Your task:
In the data below, find every line with the string "Dette" and pull it out.

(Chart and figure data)
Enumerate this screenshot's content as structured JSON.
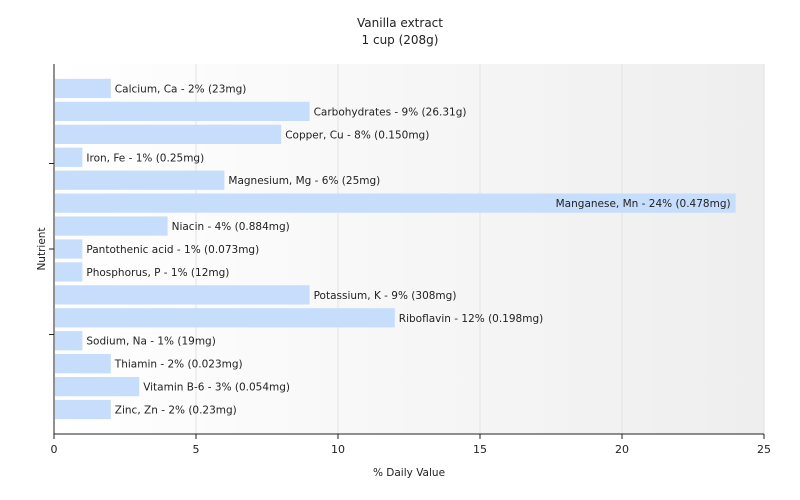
{
  "chart_data": {
    "type": "bar",
    "orientation": "horizontal",
    "title": "Vanilla extract",
    "subtitle": "1 cup (208g)",
    "xlabel": "% Daily Value",
    "ylabel": "Nutrient",
    "xlim": [
      0,
      25
    ],
    "xticks": [
      0,
      5,
      10,
      15,
      20,
      25
    ],
    "grid": true,
    "bar_color": "#c6ddfb",
    "categories": [
      "Calcium, Ca",
      "Carbohydrates",
      "Copper, Cu",
      "Iron, Fe",
      "Magnesium, Mg",
      "Manganese, Mn",
      "Niacin",
      "Pantothenic acid",
      "Phosphorus, P",
      "Potassium, K",
      "Riboflavin",
      "Sodium, Na",
      "Thiamin",
      "Vitamin B-6",
      "Zinc, Zn"
    ],
    "values": [
      2,
      9,
      8,
      1,
      6,
      24,
      4,
      1,
      1,
      9,
      12,
      1,
      2,
      3,
      2
    ],
    "labels": [
      "Calcium, Ca - 2% (23mg)",
      "Carbohydrates - 9% (26.31g)",
      "Copper, Cu - 8% (0.150mg)",
      "Iron, Fe - 1% (0.25mg)",
      "Magnesium, Mg - 6% (25mg)",
      "Manganese, Mn - 24% (0.478mg)",
      "Niacin - 4% (0.884mg)",
      "Pantothenic acid - 1% (0.073mg)",
      "Phosphorus, P - 1% (12mg)",
      "Potassium, K - 9% (308mg)",
      "Riboflavin - 12% (0.198mg)",
      "Sodium, Na - 1% (19mg)",
      "Thiamin - 2% (0.023mg)",
      "Vitamin B-6 - 3% (0.054mg)",
      "Zinc, Zn - 2% (0.23mg)"
    ]
  }
}
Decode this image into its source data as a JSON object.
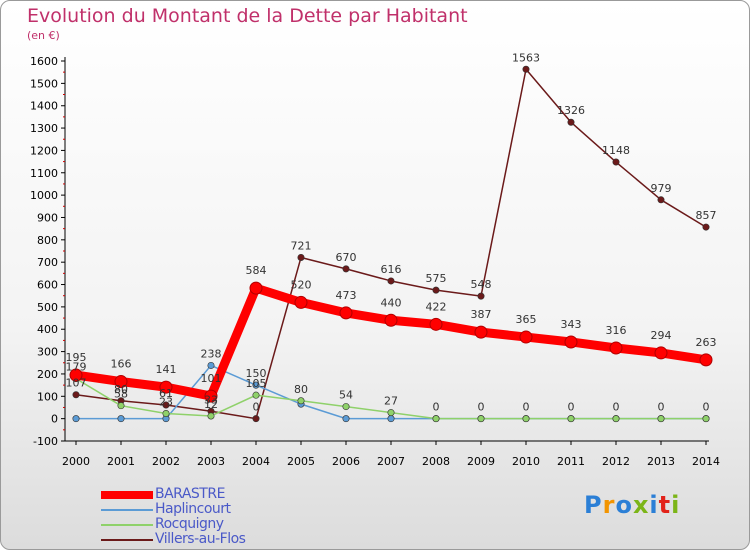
{
  "title": "Evolution du Montant de la Dette par Habitant",
  "unit_label": "(en €)",
  "logo": {
    "text": "Proxiti",
    "colors": [
      "#2b7fd6",
      "#f29400",
      "#2b7fd6",
      "#7cb518",
      "#2b7fd6",
      "#e2231a",
      "#7cb518"
    ]
  },
  "chart_data": {
    "type": "line",
    "title": "Evolution du Montant de la Dette par Habitant",
    "ylabel": "(en €)",
    "xlabel": "",
    "ylim": [
      -100,
      1600
    ],
    "yticks": [
      -100,
      0,
      100,
      200,
      300,
      400,
      500,
      600,
      700,
      800,
      900,
      1000,
      1100,
      1200,
      1300,
      1400,
      1500,
      1600
    ],
    "categories": [
      "2000",
      "2001",
      "2002",
      "2003",
      "2004",
      "2005",
      "2006",
      "2007",
      "2008",
      "2009",
      "2010",
      "2011",
      "2012",
      "2013",
      "2014"
    ],
    "series": [
      {
        "name": "BARASTRE",
        "color": "#ff0000",
        "emphasis": true,
        "values": [
          195,
          166,
          141,
          101,
          584,
          520,
          473,
          440,
          422,
          387,
          365,
          343,
          316,
          294,
          263
        ],
        "labels": [
          "195",
          "166",
          "141",
          "101",
          "584",
          "520",
          "473",
          "440",
          "422",
          "387",
          "365",
          "343",
          "316",
          "294",
          "263"
        ]
      },
      {
        "name": "Haplincourt",
        "color": "#5b9bd5",
        "values": [
          0,
          0,
          0,
          238,
          150,
          65,
          0,
          0,
          0,
          0,
          0,
          0,
          0,
          0,
          0
        ],
        "labels": [
          "",
          "",
          "",
          "238",
          "150",
          "",
          "",
          "",
          "",
          "",
          "",
          "",
          "",
          "",
          ""
        ]
      },
      {
        "name": "Rocquigny",
        "color": "#8fd16a",
        "values": [
          179,
          58,
          23,
          12,
          105,
          80,
          54,
          27,
          0,
          0,
          0,
          0,
          0,
          0,
          0
        ],
        "labels": [
          "179",
          "58",
          "23",
          "12",
          "105",
          "80",
          "54",
          "27",
          "0",
          "0",
          "0",
          "0",
          "0",
          "0",
          "0"
        ]
      },
      {
        "name": "Villers-au-Flos",
        "color": "#6b1a1a",
        "values": [
          107,
          80,
          61,
          33,
          0,
          721,
          670,
          616,
          575,
          548,
          1563,
          1326,
          1148,
          979,
          857
        ],
        "labels": [
          "107",
          "80",
          "61",
          "33",
          "0",
          "721",
          "670",
          "616",
          "575",
          "548",
          "1563",
          "1326",
          "1148",
          "979",
          "857"
        ]
      }
    ]
  }
}
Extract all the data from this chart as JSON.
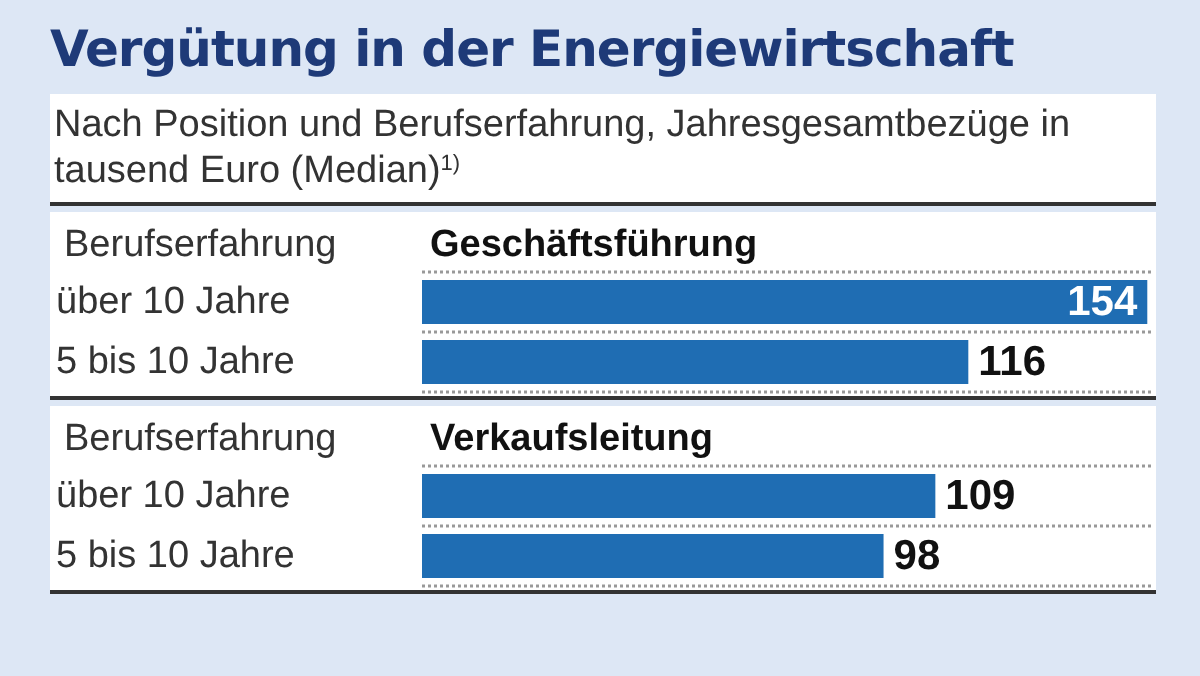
{
  "chart_data": [
    {
      "type": "other",
      "title": "Vergütung in der Energiewirtschaft",
      "subtitle": "Nach Position und Berufserfahrung, Jahresgesamtbezüge in tausend Euro (Median)$^{1)}$"
    },
    {
      "type": "bar",
      "orientation": "horizontal",
      "title": "Geschäftsführung",
      "ylabel": "Berufserfahrung",
      "categories": [
        "über 10 Jahre",
        "5 bis 10 Jahre"
      ],
      "values": [
        154,
        116
      ],
      "color": "#1f6db3",
      "data_labels": true,
      "xlim": [
        0,
        155
      ],
      "grid": "y",
      "tick_labels": "y"
    },
    {
      "type": "bar",
      "orientation": "horizontal",
      "title": "Verkaufsleitung",
      "ylabel": "Berufserfahrung",
      "categories": [
        "über 10 Jahre",
        "5 bis 10 Jahre"
      ],
      "values": [
        109,
        98
      ],
      "color": "#1f6db3",
      "data_labels": true,
      "xlim": [
        0,
        155
      ],
      "grid": "y",
      "tick_labels": "y"
    }
  ]
}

Task solution:
  "title": "Evolution du Montant de la Dette par Habitant",
    "title": "Evolution du Montant de la Dette par Habitant",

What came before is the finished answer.